• _Input_

★ ★ ★ ★ ★ ★ ★

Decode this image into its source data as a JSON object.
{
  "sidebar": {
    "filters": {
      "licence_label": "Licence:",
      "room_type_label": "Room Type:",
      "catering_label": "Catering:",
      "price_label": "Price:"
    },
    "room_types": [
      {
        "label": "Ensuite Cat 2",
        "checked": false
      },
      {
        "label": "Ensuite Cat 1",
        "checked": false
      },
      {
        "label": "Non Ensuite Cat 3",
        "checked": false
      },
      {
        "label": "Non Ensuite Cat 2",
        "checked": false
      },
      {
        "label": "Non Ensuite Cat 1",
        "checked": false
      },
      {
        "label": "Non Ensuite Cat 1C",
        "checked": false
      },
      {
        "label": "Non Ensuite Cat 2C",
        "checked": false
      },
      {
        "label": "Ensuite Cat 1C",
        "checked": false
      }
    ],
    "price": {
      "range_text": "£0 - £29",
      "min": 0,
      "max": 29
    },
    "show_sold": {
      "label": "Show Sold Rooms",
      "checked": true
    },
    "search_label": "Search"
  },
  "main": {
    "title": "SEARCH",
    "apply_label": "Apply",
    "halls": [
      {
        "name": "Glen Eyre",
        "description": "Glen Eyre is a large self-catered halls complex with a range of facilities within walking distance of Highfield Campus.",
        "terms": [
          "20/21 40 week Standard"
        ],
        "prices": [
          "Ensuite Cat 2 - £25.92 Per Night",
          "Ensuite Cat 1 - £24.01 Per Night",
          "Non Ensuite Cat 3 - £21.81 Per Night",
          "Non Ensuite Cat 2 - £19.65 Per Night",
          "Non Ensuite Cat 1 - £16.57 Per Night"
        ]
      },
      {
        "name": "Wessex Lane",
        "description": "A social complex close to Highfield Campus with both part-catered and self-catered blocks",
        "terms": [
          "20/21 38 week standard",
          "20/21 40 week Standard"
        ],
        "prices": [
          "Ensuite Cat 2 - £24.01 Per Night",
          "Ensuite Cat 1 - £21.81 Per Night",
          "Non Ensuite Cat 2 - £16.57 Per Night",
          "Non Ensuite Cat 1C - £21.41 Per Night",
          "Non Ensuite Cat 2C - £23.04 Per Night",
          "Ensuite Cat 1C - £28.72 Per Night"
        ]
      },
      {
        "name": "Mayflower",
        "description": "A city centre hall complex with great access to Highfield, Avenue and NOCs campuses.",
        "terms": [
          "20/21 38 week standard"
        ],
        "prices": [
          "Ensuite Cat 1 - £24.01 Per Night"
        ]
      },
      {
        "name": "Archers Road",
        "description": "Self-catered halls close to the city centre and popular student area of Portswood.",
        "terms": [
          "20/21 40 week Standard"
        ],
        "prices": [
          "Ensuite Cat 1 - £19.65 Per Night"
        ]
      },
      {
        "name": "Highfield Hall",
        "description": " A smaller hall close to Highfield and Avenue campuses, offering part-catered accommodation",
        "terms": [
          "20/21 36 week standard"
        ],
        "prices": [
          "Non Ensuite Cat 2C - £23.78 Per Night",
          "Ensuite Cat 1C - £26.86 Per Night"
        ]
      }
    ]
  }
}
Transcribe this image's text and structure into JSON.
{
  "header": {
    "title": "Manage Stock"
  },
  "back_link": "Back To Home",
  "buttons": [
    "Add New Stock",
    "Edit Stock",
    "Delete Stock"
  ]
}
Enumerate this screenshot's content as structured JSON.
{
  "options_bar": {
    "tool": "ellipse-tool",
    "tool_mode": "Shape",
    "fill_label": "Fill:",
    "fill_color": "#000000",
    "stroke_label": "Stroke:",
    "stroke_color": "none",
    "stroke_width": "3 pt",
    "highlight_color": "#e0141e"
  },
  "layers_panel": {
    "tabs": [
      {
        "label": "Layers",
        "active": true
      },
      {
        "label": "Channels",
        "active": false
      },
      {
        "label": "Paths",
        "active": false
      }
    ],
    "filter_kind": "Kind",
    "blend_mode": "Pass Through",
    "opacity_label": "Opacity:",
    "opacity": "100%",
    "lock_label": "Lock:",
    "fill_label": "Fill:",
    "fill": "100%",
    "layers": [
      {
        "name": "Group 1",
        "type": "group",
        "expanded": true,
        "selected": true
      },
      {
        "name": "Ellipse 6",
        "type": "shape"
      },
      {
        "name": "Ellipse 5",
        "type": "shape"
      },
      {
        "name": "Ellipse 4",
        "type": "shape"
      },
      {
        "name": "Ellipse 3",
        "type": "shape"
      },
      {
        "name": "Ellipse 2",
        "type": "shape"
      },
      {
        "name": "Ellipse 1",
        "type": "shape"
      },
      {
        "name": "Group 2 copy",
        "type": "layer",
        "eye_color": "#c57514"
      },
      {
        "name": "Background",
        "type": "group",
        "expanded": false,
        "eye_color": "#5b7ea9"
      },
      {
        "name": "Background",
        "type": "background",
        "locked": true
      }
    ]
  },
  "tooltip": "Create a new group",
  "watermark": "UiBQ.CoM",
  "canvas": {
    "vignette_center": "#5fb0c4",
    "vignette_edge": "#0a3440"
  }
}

★ ★ ★ ★ ★ ★ ★

• _Stated exercise_
Say how many lines of the data include the word "description". Nothing other than the number should be given.

• _Final result_
5